## Problem description:
Identify the lines containing the word "Буфетная". Copy each one.

(Data records)
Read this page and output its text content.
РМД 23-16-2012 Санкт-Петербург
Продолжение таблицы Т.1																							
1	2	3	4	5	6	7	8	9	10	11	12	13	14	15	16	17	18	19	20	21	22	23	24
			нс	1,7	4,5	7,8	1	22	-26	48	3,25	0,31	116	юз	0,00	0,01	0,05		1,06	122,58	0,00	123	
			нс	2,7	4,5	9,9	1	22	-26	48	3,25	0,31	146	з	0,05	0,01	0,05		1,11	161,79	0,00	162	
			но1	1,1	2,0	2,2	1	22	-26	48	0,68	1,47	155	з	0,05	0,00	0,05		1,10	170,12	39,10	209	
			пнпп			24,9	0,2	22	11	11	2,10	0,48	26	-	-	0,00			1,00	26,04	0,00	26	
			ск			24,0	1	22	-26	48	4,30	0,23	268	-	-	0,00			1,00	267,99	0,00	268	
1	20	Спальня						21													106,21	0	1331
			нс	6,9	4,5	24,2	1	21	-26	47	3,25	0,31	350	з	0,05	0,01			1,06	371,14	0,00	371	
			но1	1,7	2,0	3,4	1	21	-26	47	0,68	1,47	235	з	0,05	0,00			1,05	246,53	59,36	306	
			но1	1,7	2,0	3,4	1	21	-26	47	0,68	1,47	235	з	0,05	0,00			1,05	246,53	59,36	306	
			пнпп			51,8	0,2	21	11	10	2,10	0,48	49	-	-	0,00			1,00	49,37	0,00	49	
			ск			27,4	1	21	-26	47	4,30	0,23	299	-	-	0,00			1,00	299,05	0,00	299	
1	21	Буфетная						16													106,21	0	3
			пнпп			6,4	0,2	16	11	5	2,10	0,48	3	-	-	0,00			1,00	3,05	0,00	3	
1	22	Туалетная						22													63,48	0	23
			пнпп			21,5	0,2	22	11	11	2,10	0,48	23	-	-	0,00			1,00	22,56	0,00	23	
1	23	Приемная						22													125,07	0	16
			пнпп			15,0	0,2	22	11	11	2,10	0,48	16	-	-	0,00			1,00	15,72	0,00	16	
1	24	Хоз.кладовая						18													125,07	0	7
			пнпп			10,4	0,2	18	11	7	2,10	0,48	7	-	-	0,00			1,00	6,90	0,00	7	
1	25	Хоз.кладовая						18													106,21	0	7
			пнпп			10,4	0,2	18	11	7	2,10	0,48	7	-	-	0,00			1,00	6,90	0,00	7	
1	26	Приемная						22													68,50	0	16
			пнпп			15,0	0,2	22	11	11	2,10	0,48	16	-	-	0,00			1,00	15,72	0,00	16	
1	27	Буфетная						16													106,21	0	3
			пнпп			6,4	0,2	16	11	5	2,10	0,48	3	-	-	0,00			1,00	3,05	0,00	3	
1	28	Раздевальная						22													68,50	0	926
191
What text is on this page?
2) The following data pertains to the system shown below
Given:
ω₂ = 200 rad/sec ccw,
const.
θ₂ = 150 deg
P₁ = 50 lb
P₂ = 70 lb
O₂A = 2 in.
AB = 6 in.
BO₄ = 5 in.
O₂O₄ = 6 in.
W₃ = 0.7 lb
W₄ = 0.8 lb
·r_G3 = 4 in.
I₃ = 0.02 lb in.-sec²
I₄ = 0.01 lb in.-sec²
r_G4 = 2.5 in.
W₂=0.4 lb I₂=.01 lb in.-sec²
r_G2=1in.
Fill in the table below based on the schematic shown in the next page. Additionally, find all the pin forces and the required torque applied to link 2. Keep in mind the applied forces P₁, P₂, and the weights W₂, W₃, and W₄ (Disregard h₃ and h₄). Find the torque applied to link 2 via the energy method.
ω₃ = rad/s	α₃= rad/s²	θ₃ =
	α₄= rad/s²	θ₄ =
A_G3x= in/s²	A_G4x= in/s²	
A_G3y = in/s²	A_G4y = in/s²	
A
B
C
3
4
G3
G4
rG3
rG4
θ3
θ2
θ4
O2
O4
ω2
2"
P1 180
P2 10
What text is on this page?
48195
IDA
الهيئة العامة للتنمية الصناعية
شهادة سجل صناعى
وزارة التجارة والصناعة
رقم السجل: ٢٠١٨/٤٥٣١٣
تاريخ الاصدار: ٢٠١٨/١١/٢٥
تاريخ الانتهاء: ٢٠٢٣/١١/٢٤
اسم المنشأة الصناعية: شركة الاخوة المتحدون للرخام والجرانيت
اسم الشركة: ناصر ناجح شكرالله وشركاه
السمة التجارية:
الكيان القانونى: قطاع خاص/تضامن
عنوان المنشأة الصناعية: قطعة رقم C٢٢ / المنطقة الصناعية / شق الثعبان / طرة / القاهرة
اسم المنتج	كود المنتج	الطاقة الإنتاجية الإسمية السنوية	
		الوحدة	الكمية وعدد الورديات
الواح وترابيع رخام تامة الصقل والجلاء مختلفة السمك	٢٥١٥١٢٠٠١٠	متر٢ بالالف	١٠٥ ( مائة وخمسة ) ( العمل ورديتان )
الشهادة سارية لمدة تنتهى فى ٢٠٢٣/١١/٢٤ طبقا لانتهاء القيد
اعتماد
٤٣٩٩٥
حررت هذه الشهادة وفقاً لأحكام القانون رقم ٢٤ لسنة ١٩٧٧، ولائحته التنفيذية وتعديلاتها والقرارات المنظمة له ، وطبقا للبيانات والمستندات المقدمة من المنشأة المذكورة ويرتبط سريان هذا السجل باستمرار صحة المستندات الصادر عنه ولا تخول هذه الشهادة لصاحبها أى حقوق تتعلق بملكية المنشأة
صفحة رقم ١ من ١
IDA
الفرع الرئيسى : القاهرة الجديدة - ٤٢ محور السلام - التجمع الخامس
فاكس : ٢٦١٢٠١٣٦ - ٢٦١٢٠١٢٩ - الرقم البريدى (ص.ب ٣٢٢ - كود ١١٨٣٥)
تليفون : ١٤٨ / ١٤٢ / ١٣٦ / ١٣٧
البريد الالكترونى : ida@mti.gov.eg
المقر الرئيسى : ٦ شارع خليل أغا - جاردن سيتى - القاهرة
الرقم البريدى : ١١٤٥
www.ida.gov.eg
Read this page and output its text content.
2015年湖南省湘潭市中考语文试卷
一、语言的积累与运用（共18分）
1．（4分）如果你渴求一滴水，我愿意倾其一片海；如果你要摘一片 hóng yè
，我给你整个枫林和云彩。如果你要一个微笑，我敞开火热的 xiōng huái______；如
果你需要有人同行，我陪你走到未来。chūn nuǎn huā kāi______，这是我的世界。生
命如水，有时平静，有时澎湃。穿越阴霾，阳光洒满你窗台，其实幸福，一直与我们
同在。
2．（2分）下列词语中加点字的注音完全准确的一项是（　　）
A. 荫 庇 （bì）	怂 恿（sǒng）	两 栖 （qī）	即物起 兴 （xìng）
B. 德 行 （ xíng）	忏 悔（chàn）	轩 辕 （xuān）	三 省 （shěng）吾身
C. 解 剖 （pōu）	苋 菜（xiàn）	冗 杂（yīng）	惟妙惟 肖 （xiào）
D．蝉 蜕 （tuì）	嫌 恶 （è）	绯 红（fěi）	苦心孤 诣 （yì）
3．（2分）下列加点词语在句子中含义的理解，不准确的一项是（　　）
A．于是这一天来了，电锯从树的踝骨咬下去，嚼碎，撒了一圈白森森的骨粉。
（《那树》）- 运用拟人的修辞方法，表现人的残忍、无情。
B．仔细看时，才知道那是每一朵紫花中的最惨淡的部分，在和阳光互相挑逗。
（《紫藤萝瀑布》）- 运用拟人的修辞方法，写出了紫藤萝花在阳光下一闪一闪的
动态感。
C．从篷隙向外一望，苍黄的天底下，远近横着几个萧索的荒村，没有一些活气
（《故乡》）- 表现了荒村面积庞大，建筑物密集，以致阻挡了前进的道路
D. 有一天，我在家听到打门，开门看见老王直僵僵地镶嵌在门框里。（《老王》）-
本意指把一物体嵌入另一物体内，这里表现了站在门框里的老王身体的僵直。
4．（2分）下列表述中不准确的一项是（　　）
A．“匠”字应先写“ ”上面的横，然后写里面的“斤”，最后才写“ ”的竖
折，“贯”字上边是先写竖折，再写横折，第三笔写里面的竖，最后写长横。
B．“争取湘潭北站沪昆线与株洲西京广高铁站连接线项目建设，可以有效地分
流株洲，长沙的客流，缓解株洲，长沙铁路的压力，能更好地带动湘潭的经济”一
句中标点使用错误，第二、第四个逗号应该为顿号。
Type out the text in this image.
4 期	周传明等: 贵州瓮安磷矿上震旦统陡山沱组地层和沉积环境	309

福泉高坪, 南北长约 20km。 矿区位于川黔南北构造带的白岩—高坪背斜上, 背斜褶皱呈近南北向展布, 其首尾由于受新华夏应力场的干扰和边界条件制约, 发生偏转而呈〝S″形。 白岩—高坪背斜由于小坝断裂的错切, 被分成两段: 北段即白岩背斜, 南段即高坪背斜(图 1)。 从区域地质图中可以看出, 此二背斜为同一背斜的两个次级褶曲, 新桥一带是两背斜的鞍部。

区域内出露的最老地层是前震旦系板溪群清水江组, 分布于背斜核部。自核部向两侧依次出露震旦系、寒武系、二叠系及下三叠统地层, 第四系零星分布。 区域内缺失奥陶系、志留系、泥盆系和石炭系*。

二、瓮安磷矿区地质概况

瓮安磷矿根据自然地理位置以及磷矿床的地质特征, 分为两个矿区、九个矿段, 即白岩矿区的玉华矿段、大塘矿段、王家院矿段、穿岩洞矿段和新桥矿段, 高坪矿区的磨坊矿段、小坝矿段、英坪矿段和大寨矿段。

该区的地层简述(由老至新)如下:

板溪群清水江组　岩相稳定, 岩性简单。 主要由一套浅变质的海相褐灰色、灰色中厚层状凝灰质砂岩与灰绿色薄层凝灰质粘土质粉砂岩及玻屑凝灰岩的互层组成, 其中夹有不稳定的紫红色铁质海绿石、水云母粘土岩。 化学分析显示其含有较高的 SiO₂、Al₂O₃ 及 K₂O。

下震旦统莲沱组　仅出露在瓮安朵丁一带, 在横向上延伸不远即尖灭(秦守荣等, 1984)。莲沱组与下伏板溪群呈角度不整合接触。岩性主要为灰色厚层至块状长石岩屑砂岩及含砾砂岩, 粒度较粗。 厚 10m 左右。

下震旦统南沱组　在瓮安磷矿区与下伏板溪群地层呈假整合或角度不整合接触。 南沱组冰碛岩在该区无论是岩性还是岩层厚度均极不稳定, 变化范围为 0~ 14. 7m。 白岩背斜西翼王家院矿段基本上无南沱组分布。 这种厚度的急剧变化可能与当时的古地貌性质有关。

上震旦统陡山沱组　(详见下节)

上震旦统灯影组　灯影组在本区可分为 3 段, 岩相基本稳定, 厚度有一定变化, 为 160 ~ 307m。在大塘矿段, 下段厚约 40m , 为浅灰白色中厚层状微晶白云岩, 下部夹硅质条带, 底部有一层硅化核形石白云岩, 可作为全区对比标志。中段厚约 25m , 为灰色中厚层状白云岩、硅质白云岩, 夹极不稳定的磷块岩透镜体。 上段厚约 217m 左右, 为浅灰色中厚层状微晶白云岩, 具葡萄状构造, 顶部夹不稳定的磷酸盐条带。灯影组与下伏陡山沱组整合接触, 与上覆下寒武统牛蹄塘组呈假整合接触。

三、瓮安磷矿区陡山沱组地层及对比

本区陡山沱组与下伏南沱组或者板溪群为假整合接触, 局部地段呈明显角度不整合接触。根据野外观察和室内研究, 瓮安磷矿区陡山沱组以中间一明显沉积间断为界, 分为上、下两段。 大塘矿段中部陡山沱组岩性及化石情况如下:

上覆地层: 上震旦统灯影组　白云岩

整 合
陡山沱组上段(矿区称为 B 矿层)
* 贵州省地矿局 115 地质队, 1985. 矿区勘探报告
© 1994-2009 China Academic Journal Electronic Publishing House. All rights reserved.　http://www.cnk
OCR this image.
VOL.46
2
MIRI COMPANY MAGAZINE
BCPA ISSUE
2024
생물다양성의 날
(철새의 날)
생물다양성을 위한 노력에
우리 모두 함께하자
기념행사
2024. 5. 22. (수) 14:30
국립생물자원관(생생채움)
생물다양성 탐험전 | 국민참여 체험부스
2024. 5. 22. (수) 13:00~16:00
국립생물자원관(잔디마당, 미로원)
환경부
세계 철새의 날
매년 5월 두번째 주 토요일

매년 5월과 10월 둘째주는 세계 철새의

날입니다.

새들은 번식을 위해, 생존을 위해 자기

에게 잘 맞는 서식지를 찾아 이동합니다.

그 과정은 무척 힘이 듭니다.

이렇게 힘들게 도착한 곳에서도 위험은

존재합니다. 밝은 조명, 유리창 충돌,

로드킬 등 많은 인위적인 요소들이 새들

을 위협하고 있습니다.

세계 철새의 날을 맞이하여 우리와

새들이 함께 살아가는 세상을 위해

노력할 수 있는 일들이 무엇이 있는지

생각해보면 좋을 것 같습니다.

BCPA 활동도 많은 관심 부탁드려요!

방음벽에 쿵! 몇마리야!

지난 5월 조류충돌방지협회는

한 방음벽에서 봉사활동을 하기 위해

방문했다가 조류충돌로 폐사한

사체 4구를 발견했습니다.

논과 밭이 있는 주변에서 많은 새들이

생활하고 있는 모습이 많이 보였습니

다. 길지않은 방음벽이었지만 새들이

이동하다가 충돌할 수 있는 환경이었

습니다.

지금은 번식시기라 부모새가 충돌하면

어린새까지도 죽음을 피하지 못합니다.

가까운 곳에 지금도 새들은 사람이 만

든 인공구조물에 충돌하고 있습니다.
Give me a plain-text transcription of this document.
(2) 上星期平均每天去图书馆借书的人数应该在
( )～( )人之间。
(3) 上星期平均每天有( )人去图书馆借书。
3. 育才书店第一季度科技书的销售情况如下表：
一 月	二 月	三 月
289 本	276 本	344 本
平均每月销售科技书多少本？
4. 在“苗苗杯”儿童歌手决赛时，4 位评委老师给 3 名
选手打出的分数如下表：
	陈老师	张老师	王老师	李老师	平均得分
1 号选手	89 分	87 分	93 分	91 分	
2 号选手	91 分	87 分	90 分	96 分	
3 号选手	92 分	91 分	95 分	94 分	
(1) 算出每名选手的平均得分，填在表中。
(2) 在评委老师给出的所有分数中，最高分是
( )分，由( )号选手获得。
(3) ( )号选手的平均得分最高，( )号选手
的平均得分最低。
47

## The completed task:
1	21	Буфетная						16													106,21	0	3
1	27	Буфетная						16													106,21	0	3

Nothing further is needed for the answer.